Saved entries
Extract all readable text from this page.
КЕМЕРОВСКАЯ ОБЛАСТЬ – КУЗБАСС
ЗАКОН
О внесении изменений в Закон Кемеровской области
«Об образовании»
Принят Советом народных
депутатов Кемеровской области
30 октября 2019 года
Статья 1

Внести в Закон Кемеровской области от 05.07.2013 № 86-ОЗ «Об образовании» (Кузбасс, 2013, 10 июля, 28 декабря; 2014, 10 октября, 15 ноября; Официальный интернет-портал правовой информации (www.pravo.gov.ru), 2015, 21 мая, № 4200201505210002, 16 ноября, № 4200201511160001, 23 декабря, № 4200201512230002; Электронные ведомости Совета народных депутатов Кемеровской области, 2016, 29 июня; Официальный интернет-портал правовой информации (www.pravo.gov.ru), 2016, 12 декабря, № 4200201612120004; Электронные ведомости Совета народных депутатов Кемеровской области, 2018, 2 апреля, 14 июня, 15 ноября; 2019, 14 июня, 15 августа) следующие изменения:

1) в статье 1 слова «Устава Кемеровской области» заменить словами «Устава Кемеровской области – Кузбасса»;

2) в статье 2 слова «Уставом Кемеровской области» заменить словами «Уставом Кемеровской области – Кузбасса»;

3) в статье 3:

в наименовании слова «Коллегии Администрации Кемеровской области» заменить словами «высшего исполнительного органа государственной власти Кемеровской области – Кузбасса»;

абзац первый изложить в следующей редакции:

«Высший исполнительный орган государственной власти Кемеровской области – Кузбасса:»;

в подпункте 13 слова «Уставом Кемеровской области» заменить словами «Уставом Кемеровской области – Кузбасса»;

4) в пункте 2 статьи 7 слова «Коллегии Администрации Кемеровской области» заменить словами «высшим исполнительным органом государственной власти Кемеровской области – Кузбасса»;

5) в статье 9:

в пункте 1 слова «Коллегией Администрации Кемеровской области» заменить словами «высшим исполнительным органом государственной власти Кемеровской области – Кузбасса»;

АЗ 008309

What to do
Every entry above should be retyped exactly as shown.

Complete answer
Extract all readable text from this page.
КЕМЕРОВСКАЯ ОБЛАСТЬ – КУЗБАСС
ЗАКОН
О внесении изменений в Закон Кемеровской области
«Об образовании»
Принят Советом народных
депутатов Кемеровской области
30 октября 2019 года
Статья 1

Внести в Закон Кемеровской области от 05.07.2013 № 86-ОЗ «Об образовании» (Кузбасс, 2013, 10 июля, 28 декабря; 2014, 10 октября, 15 ноября; Официальный интернет-портал правовой информации (www.pravo.gov.ru), 2015, 21 мая, № 4200201505210002, 16 ноября, № 4200201511160001, 23 декабря, № 4200201512230002; Электронные ведомости Совета народных депутатов Кемеровской области, 2016, 29 июня; Официальный интернет-портал правовой информации (www.pravo.gov.ru), 2016, 12 декабря, № 4200201612120004; Электронные ведомости Совета народных депутатов Кемеровской области, 2018, 2 апреля, 14 июня, 15 ноября; 2019, 14 июня, 15 августа) следующие изменения:

1) в статье 1 слова «Устава Кемеровской области» заменить словами «Устава Кемеровской области – Кузбасса»;

2) в статье 2 слова «Уставом Кемеровской области» заменить словами «Уставом Кемеровской области – Кузбасса»;

3) в статье 3:

в наименовании слова «Коллегии Администрации Кемеровской области» заменить словами «высшего исполнительного органа государственной власти Кемеровской области – Кузбасса»;

абзац первый изложить в следующей редакции:

«Высший исполнительный орган государственной власти Кемеровской области – Кузбасса:»;

в подпункте 13 слова «Уставом Кемеровской области» заменить словами «Уставом Кемеровской области – Кузбасса»;

4) в пункте 2 статьи 7 слова «Коллегии Администрации Кемеровской области» заменить словами «высшим исполнительным органом государственной власти Кемеровской области – Кузбасса»;

5) в статье 9:

в пункте 1 слова «Коллегией Администрации Кемеровской области» заменить словами «высшим исполнительным органом государственной власти Кемеровской области – Кузбасса»;

АЗ 008309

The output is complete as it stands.